Stored data entries:

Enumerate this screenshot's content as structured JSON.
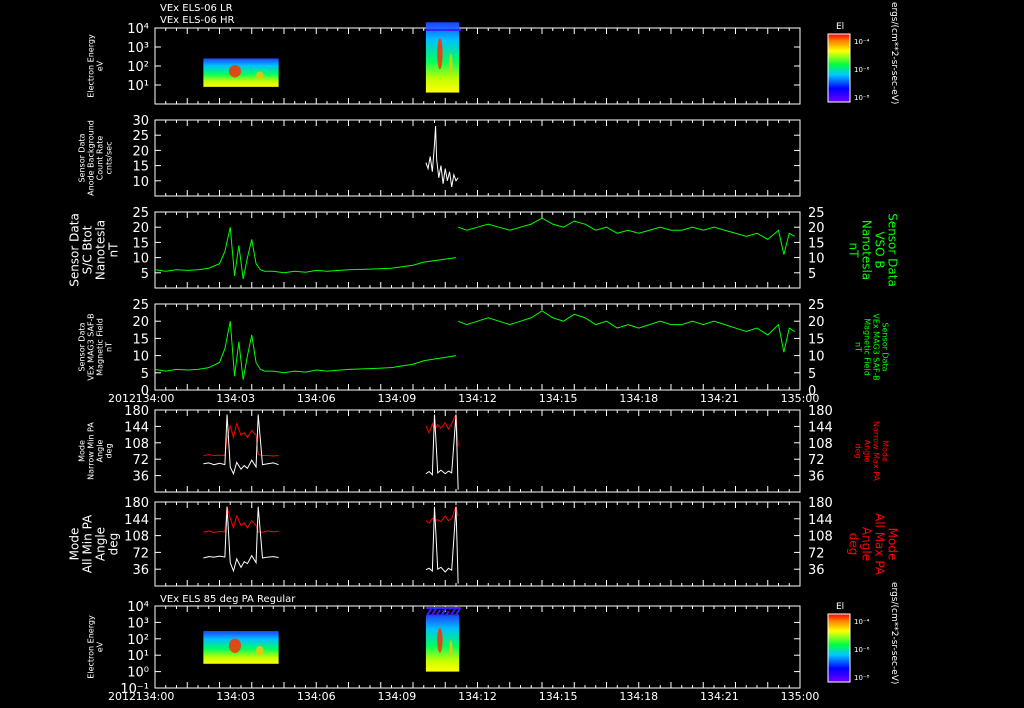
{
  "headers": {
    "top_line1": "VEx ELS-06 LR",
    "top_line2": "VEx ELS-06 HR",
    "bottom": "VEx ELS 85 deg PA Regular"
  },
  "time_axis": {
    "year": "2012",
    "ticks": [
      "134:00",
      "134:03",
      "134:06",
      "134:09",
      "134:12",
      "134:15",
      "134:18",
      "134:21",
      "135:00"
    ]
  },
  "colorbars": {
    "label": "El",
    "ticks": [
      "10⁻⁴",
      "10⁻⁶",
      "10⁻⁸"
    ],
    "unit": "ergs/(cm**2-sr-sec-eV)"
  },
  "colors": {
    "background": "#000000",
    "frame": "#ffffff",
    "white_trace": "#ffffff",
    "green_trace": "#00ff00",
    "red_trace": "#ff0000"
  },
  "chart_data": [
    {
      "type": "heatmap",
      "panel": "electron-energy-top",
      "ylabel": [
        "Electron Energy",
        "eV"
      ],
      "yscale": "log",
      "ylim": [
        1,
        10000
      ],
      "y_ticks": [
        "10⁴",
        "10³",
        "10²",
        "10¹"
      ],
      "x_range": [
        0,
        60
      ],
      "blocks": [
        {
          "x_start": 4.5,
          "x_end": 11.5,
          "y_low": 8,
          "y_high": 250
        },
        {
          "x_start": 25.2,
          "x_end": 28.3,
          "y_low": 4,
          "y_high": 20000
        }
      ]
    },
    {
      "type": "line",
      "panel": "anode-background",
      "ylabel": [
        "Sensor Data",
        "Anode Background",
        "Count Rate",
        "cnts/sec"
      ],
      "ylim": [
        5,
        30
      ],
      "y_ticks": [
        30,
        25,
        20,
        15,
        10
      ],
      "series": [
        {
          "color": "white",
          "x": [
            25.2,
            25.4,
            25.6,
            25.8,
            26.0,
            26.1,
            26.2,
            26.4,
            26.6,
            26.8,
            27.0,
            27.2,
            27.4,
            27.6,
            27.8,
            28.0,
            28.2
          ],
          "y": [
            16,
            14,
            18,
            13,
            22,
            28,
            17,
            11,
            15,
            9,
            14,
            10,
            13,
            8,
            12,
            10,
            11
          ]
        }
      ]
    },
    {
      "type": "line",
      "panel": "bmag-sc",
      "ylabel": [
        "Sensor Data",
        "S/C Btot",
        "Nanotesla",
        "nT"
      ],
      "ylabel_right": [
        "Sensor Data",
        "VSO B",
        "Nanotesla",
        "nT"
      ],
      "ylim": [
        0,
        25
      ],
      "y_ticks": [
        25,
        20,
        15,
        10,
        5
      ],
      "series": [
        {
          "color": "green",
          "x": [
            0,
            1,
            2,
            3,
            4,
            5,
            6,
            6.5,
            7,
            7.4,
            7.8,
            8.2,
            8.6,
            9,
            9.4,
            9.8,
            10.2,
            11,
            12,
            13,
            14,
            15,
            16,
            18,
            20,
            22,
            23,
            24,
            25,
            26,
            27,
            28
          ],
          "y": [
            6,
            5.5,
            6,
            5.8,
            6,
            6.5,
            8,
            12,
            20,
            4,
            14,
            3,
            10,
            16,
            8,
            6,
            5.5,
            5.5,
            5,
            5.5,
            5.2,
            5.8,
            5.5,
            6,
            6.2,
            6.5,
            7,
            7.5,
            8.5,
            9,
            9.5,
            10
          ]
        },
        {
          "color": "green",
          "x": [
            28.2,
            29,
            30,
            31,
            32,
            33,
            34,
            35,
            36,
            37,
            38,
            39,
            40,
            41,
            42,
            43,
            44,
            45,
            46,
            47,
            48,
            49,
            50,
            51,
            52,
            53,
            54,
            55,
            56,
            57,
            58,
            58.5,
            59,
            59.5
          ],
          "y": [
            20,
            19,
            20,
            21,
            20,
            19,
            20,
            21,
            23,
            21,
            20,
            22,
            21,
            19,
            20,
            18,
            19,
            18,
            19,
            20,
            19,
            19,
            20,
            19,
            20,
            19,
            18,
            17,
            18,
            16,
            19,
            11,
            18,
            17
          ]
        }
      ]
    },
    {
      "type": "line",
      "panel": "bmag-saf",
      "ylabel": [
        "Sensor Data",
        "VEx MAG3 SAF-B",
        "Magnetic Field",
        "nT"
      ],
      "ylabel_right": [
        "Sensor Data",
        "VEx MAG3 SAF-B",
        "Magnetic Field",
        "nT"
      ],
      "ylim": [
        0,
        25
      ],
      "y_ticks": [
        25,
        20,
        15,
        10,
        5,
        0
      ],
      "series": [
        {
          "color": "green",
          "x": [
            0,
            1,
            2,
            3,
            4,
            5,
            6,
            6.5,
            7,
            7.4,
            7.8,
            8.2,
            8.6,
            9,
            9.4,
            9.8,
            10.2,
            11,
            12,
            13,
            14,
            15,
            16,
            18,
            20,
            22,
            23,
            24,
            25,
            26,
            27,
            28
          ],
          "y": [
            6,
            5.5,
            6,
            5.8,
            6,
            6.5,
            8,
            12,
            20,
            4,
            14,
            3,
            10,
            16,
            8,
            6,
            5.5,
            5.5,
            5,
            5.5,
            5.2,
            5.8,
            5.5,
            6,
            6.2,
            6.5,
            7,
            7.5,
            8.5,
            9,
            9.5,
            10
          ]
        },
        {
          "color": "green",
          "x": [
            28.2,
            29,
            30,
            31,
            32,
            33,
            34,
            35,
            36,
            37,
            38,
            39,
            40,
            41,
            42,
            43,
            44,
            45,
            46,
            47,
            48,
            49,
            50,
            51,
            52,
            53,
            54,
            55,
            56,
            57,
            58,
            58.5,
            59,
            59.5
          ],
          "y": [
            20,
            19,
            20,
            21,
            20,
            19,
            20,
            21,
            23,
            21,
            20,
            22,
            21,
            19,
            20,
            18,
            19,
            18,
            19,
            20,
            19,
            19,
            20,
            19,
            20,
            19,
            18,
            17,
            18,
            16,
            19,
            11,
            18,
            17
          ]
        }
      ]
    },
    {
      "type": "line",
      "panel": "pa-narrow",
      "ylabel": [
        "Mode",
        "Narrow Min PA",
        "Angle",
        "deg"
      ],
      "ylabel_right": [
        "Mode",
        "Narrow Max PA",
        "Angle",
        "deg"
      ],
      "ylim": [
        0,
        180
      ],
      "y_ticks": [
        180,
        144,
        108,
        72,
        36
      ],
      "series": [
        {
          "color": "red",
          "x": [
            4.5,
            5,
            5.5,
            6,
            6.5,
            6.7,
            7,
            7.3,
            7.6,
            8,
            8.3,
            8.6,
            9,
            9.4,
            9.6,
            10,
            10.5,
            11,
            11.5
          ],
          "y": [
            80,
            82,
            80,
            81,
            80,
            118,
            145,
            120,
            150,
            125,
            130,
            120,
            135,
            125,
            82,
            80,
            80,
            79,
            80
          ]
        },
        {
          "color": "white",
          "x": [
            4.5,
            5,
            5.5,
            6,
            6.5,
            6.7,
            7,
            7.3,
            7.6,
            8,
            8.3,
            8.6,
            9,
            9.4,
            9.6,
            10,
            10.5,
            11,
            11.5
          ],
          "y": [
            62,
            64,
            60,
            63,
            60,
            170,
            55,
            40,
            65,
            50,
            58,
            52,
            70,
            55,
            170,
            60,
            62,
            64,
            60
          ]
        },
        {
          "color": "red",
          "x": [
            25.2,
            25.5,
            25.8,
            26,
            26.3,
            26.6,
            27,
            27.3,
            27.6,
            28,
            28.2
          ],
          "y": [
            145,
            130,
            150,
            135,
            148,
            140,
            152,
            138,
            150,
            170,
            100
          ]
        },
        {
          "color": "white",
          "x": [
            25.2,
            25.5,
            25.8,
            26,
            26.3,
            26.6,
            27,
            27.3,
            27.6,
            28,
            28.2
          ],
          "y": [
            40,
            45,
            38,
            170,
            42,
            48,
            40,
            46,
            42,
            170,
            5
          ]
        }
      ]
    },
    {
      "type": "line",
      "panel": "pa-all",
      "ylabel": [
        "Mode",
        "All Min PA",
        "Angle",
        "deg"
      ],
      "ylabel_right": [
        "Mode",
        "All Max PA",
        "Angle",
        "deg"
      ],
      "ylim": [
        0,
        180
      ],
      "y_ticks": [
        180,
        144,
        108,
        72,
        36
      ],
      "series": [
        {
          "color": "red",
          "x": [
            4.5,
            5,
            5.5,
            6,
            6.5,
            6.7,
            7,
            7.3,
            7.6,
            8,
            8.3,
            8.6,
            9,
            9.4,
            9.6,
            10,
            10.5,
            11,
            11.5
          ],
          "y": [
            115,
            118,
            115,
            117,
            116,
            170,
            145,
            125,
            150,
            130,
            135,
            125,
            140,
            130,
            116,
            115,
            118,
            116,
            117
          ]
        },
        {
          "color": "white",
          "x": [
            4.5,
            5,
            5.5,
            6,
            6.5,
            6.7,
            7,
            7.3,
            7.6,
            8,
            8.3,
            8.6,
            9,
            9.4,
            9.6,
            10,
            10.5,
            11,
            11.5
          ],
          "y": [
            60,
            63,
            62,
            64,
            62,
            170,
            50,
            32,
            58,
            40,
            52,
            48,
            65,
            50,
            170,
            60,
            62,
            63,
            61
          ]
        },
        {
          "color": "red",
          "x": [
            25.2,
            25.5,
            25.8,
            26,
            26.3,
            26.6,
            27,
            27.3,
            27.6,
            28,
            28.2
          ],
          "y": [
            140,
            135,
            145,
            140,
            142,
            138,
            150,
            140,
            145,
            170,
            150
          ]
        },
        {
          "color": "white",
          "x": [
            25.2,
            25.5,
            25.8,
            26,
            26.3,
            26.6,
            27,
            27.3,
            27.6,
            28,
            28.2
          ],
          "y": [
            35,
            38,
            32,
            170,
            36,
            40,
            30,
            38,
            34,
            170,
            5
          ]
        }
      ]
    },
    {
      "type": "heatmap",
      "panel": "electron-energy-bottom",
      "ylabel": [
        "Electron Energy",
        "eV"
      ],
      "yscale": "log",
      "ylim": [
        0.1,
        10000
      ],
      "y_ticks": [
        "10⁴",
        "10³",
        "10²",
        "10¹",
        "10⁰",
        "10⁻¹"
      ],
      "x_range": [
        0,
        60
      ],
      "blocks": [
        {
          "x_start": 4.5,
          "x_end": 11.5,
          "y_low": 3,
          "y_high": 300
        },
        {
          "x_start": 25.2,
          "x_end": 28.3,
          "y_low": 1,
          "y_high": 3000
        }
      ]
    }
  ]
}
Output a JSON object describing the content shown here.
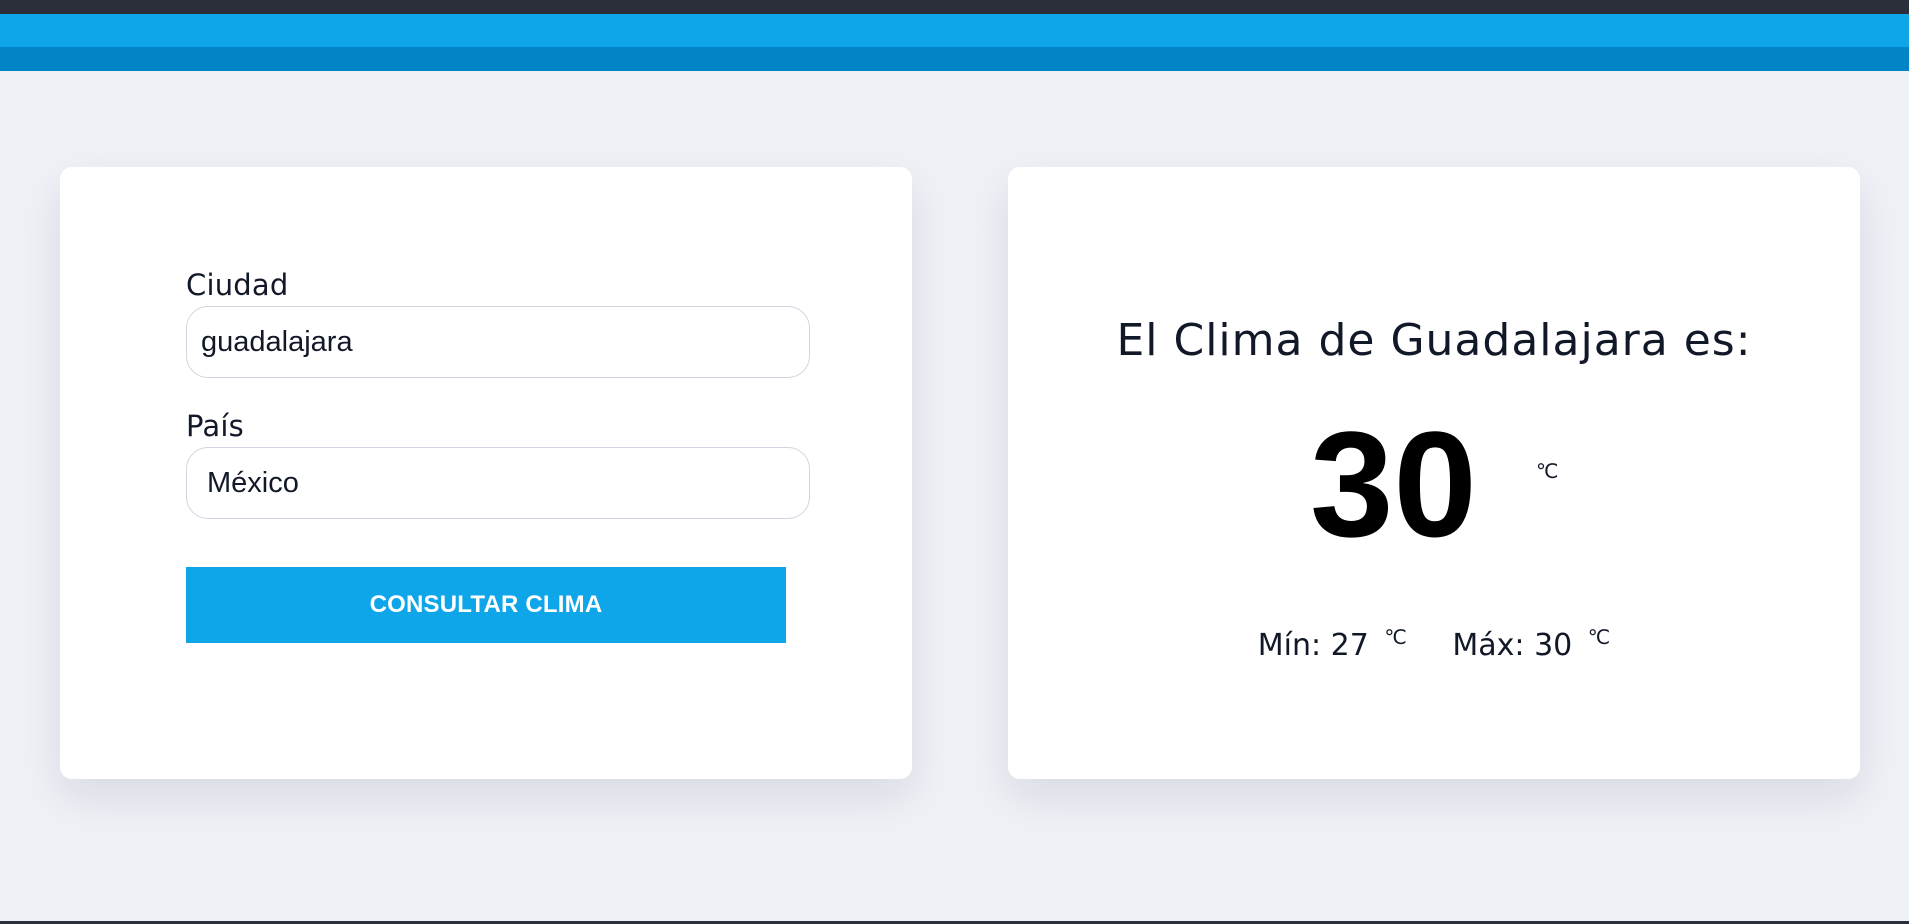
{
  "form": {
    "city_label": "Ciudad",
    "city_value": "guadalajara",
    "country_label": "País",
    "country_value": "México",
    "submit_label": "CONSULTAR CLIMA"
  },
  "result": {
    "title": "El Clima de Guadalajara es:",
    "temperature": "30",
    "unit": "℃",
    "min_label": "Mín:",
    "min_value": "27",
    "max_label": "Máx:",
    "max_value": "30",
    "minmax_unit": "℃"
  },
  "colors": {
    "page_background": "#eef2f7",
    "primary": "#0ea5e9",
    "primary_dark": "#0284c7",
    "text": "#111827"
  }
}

GIVEN PROBLEM:
Only what runs from the line containing "Output a JSON" through the end of the entries above should be extracted, exactly and without pictures.

SOLUTION BELOW:
Output a JSON object describing the content shown here.
{
  "form": {
    "city_label": "Ciudad",
    "city_value": "guadalajara",
    "country_label": "País",
    "country_value": "México",
    "submit_label": "CONSULTAR CLIMA"
  },
  "result": {
    "title": "El Clima de Guadalajara es:",
    "temperature": "30",
    "unit": "℃",
    "min_label": "Mín:",
    "min_value": "27",
    "max_label": "Máx:",
    "max_value": "30",
    "minmax_unit": "℃"
  },
  "colors": {
    "page_background": "#eef2f7",
    "primary": "#0ea5e9",
    "primary_dark": "#0284c7",
    "text": "#111827"
  }
}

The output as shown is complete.